Go through the material below and count the lines with the string "Good"; the number is the whole answer.

[Extracted records]
## START
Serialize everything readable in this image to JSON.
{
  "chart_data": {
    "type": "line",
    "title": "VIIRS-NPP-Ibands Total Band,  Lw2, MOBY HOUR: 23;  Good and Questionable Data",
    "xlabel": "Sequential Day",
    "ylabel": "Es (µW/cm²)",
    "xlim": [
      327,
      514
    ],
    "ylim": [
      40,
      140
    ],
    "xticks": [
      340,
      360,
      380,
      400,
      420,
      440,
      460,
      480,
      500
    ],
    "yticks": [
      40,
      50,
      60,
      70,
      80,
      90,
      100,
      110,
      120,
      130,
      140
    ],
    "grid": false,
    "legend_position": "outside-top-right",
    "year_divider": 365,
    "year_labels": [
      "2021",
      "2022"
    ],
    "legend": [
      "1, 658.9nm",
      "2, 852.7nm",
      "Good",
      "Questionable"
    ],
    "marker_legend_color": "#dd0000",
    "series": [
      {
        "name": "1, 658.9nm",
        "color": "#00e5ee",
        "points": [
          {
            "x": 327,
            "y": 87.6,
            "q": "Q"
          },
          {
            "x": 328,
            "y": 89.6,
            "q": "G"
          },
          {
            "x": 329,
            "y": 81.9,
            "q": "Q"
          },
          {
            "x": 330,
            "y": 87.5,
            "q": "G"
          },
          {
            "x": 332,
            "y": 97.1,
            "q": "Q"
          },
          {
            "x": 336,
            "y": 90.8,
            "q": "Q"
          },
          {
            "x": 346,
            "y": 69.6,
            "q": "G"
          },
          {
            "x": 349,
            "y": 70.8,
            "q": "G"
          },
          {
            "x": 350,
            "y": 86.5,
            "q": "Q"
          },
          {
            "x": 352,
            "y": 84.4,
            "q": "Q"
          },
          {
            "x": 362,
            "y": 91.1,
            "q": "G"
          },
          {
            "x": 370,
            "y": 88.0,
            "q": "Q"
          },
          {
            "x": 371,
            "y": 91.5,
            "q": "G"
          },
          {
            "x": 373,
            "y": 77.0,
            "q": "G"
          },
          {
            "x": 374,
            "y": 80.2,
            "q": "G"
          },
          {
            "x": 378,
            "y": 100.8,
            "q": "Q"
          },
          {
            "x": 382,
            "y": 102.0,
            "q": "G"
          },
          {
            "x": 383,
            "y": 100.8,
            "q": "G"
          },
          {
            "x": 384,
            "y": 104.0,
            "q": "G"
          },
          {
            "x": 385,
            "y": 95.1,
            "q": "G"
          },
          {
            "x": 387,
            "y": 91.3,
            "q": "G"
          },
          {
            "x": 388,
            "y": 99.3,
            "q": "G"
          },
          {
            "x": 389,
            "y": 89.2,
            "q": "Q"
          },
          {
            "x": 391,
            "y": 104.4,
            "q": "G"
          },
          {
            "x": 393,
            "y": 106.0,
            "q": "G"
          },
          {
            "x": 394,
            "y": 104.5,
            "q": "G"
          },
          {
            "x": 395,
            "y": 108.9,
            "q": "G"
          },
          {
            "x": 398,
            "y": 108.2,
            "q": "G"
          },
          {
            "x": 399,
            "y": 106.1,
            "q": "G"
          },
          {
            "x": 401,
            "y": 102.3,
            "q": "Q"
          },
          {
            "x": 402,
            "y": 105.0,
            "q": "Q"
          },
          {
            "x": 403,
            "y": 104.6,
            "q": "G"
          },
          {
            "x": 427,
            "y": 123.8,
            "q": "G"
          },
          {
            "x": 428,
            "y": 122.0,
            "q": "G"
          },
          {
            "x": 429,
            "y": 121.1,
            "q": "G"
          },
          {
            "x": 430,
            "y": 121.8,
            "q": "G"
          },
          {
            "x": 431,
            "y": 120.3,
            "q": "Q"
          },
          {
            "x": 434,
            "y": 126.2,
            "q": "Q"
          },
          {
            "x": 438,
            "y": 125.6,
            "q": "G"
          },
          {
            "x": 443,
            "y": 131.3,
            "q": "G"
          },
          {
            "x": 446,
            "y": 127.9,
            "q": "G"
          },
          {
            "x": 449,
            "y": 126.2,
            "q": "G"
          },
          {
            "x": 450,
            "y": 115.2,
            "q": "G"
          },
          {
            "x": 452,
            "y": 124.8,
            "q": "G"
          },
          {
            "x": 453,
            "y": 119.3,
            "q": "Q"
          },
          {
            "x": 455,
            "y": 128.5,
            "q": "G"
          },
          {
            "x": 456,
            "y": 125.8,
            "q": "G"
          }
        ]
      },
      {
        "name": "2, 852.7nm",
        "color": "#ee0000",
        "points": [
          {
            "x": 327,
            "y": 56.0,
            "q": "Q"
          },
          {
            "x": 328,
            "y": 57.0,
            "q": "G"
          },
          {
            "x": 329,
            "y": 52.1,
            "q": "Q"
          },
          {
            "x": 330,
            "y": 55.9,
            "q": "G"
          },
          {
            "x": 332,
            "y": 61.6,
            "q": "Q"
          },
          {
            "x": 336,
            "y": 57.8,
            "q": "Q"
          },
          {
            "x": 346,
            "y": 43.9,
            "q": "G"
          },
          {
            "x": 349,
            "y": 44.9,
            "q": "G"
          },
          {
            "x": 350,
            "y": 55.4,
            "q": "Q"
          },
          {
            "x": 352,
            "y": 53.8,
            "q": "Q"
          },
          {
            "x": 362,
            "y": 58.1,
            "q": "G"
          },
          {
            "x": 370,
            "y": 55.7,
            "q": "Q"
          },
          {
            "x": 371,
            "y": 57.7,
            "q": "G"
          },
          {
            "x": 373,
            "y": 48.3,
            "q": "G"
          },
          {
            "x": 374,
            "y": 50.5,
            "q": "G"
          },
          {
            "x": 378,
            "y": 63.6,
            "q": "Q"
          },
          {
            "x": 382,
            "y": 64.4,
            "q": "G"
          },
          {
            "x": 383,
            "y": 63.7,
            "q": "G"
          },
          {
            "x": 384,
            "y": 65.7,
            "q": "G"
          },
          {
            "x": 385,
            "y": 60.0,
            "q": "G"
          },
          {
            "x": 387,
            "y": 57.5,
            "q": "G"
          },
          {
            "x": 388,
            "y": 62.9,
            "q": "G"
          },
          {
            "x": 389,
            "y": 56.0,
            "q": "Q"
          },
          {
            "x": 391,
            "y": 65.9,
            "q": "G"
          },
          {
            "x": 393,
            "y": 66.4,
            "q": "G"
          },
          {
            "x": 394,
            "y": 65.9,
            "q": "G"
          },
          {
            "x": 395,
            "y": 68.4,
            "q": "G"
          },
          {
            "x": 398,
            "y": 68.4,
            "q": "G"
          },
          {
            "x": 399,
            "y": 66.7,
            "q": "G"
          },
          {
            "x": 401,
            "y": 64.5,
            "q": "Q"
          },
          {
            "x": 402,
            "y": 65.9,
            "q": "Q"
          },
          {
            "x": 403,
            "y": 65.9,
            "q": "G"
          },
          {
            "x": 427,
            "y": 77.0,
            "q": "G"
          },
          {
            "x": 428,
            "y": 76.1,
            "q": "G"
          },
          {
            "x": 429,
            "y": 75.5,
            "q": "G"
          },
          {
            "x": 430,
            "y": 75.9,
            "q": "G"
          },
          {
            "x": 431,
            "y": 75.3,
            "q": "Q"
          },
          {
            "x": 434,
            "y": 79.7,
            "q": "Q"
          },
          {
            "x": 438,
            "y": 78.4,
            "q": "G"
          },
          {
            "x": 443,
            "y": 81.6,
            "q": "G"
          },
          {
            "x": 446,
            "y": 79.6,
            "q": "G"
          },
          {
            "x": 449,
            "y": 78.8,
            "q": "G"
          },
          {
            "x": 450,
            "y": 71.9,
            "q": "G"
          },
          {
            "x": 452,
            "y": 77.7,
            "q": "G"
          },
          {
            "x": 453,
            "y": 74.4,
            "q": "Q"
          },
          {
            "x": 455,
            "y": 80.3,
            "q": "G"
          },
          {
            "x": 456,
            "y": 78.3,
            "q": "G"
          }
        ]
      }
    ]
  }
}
## END
**WRITTEN ANSWER**
2